* _DESCRIPTION OF THE TASK_:
Transcribe word for word each line from the one containing "Serialize everything readable" to the final line of the data, both included. Skip the pictures.

Recorded data:

——

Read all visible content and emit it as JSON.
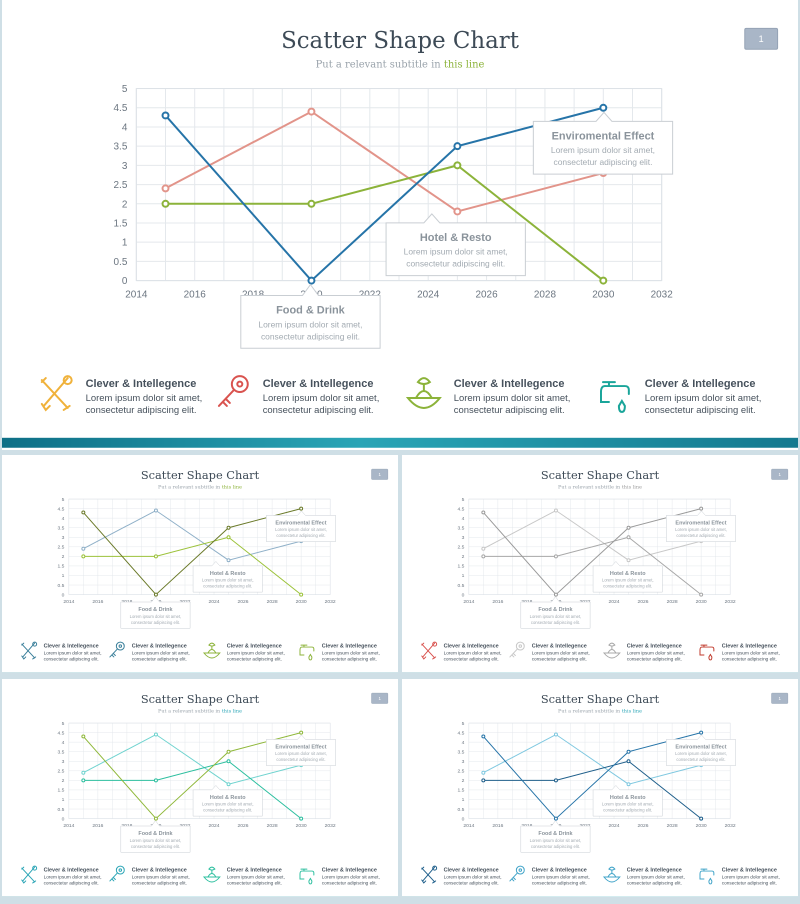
{
  "slide": {
    "title": "Scatter Shape Chart",
    "subtitle_prefix": "Put a relevant subtitle in ",
    "subtitle_highlight": "this line",
    "page_number": "1"
  },
  "chart_data": {
    "type": "line",
    "xlim": [
      2014,
      2032
    ],
    "ylim": [
      0,
      5
    ],
    "x_ticks": [
      "2014",
      "2016",
      "2018",
      "2020",
      "2022",
      "2024",
      "2026",
      "2028",
      "2030",
      "2032"
    ],
    "y_ticks": [
      "0",
      "0.5",
      "1",
      "1.5",
      "2",
      "2.5",
      "3",
      "3.5",
      "4",
      "4.5",
      "5"
    ],
    "grid": true,
    "series": [
      {
        "x": [
          2015,
          2020,
          2025,
          2030
        ],
        "y": [
          4.3,
          0,
          3.5,
          4.5
        ]
      },
      {
        "x": [
          2015,
          2020,
          2025,
          2030
        ],
        "y": [
          2.4,
          4.4,
          1.8,
          2.8
        ]
      },
      {
        "x": [
          2015,
          2020,
          2025,
          2030
        ],
        "y": [
          2.0,
          2.0,
          3.0,
          0
        ]
      }
    ],
    "annotations": [
      {
        "title": "Food & Drink",
        "line1": "Lorem ipsum dolor sit amet,",
        "line2": "consectetur adipiscing elit."
      },
      {
        "title": "Hotel & Resto",
        "line1": "Lorem ipsum dolor sit amet,",
        "line2": "consectetur adipiscing elit."
      },
      {
        "title": "Enviromental Effect",
        "line1": "Lorem ipsum dolor sit amet,",
        "line2": "consectetur adipiscing elit."
      }
    ]
  },
  "features": [
    {
      "title": "Clever & Intellegence",
      "desc": "Lorem ipsum dolor sit amet,\nconsectetur adipiscing elit.",
      "icon": "tools-icon"
    },
    {
      "title": "Clever & Intellegence",
      "desc": "Lorem ipsum dolor sit amet,\nconsectetur adipiscing elit.",
      "icon": "key-icon"
    },
    {
      "title": "Clever & Intellegence",
      "desc": "Lorem ipsum dolor sit amet,\nconsectetur adipiscing elit.",
      "icon": "juicer-icon"
    },
    {
      "title": "Clever & Intellegence",
      "desc": "Lorem ipsum dolor sit amet,\nconsectetur adipiscing elit.",
      "icon": "faucet-icon"
    }
  ],
  "themes": [
    {
      "series": [
        "#2674a8",
        "#e2948a",
        "#8cb33a"
      ],
      "icons": [
        "#f0b23b",
        "#d9534f",
        "#8cb33a",
        "#1aa59a"
      ],
      "accent": "#8cb33a"
    },
    {
      "series": [
        "#6b7a2a",
        "#8fb0c8",
        "#9cc23a"
      ],
      "icons": [
        "#3a7f9a",
        "#3a7f9a",
        "#8cb33a",
        "#8cb33a"
      ],
      "accent": "#8cb33a"
    },
    {
      "series": [
        "#9a9a9a",
        "#c8c8c8",
        "#a8a8a8"
      ],
      "icons": [
        "#d9534f",
        "#c8c8c8",
        "#a8a8a8",
        "#c0392b"
      ],
      "accent": "#9a9a9a"
    },
    {
      "series": [
        "#8fb83a",
        "#6fd3cf",
        "#2cbf9f"
      ],
      "icons": [
        "#2aa5b6",
        "#2aa5b6",
        "#2cbf9f",
        "#2cbf9f"
      ],
      "accent": "#2aa5b6"
    },
    {
      "series": [
        "#2674a8",
        "#7fc8e0",
        "#1f5f8b"
      ],
      "icons": [
        "#1f5f8b",
        "#3fa3c8",
        "#3fa3c8",
        "#3fa3c8"
      ],
      "accent": "#2aa5b6"
    }
  ]
}
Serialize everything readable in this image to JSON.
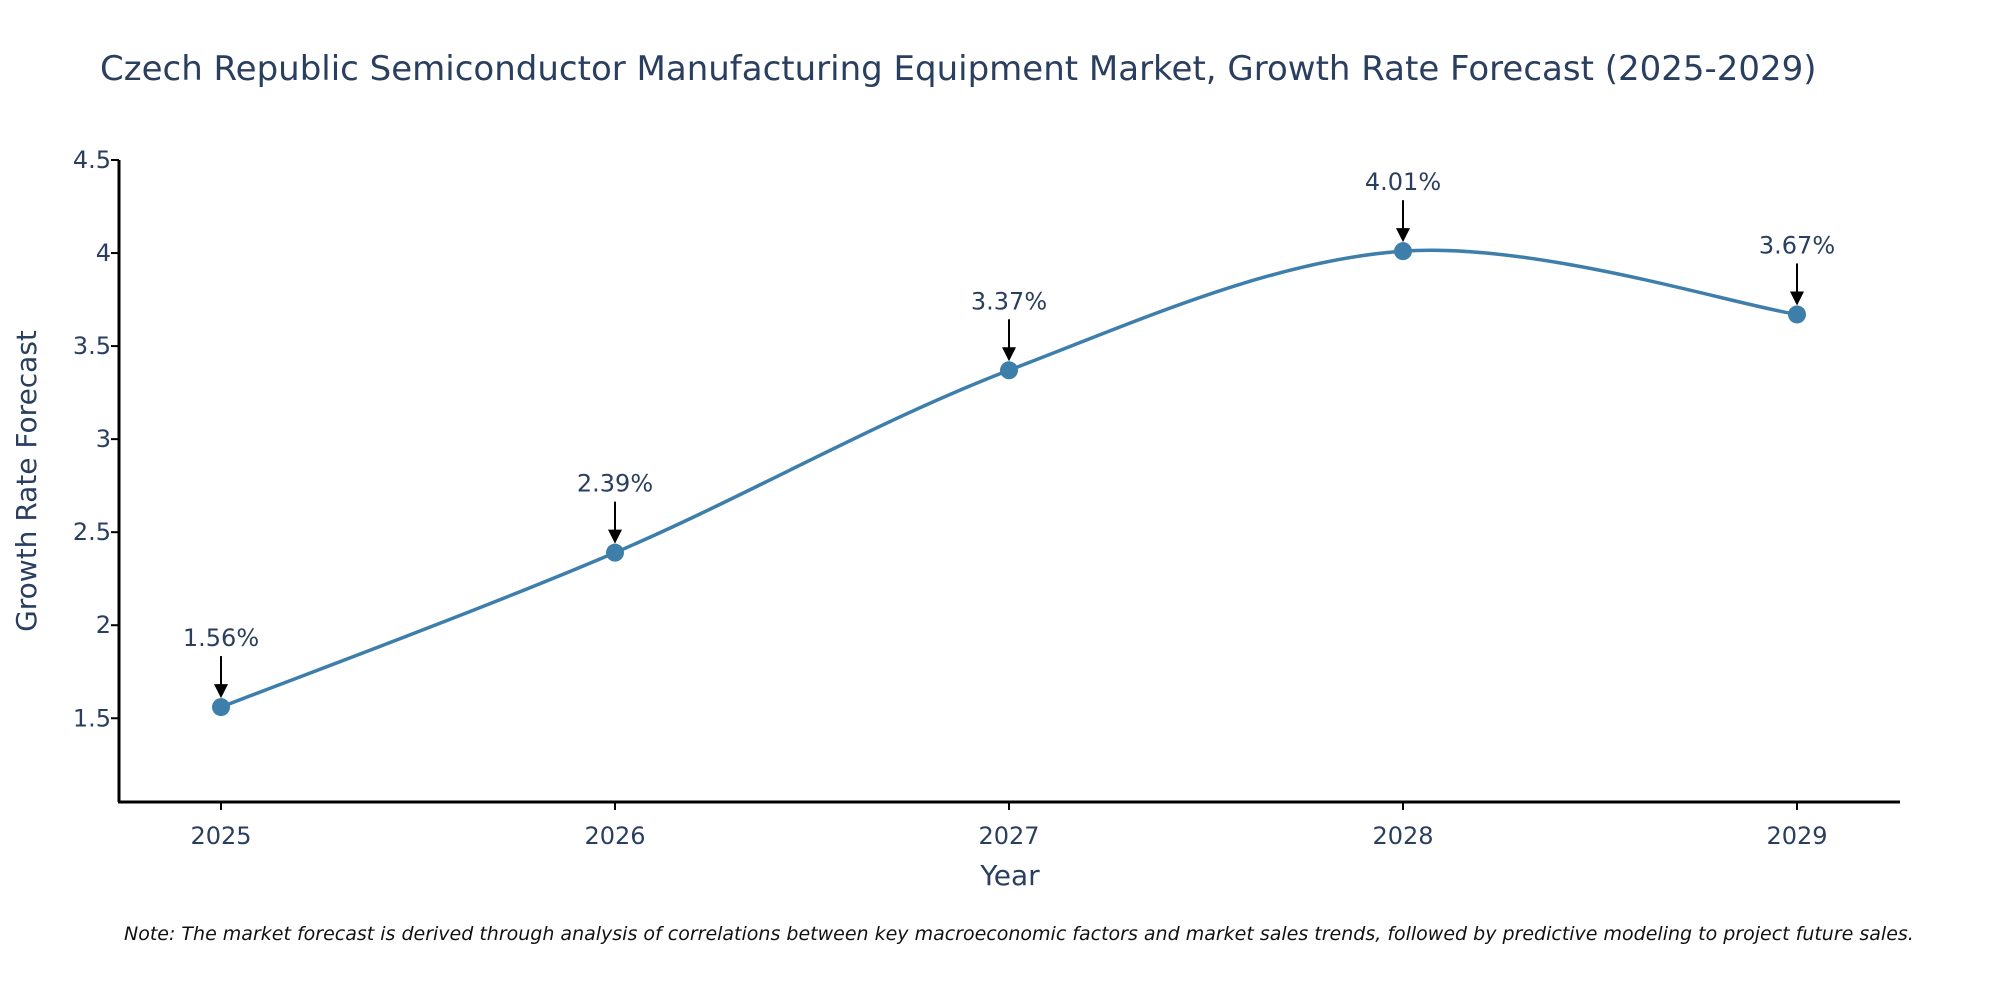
{
  "chart_data": {
    "type": "line",
    "title": "Czech Republic Semiconductor Manufacturing Equipment Market, Growth Rate Forecast (2025-2029)",
    "xlabel": "Year",
    "ylabel": "Growth Rate Forecast",
    "categories": [
      "2025",
      "2026",
      "2027",
      "2028",
      "2029"
    ],
    "series": [
      {
        "name": "Growth Rate Forecast",
        "values": [
          1.56,
          2.39,
          3.37,
          4.01,
          3.67
        ],
        "labels": [
          "1.56%",
          "2.39%",
          "3.37%",
          "4.01%",
          "3.67%"
        ],
        "color": "#3d7eab"
      }
    ],
    "ylim": [
      1.05,
      4.5
    ],
    "yticks": [
      1.5,
      2,
      2.5,
      3,
      3.5,
      4,
      4.5
    ],
    "ytick_labels": [
      "1.5",
      "2",
      "2.5",
      "3",
      "3.5",
      "4",
      "4.5"
    ],
    "grid": false,
    "line_shape": "spline"
  },
  "note": "Note: The market forecast is derived through analysis of correlations between key macroeconomic factors and market sales trends, followed by predictive modeling to project future sales.",
  "colors": {
    "line": "#3d7eab",
    "marker": "#3d7eab",
    "axis": "#000000",
    "text": "#2a3f5f",
    "arrow": "#000000"
  }
}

——

* _FINISHED EXERCISE_:
Serialize everything readable in this image to JSON.
{
  "chart_data": {
    "type": "line",
    "title": "Czech Republic Semiconductor Manufacturing Equipment Market, Growth Rate Forecast (2025-2029)",
    "xlabel": "Year",
    "ylabel": "Growth Rate Forecast",
    "categories": [
      "2025",
      "2026",
      "2027",
      "2028",
      "2029"
    ],
    "series": [
      {
        "name": "Growth Rate Forecast",
        "values": [
          1.56,
          2.39,
          3.37,
          4.01,
          3.67
        ],
        "labels": [
          "1.56%",
          "2.39%",
          "3.37%",
          "4.01%",
          "3.67%"
        ],
        "color": "#3d7eab"
      }
    ],
    "ylim": [
      1.05,
      4.5
    ],
    "yticks": [
      1.5,
      2,
      2.5,
      3,
      3.5,
      4,
      4.5
    ],
    "ytick_labels": [
      "1.5",
      "2",
      "2.5",
      "3",
      "3.5",
      "4",
      "4.5"
    ],
    "grid": false,
    "line_shape": "spline"
  },
  "note": "Note: The market forecast is derived through analysis of correlations between key macroeconomic factors and market sales trends, followed by predictive modeling to project future sales.",
  "colors": {
    "line": "#3d7eab",
    "marker": "#3d7eab",
    "axis": "#000000",
    "text": "#2a3f5f",
    "arrow": "#000000"
  }
}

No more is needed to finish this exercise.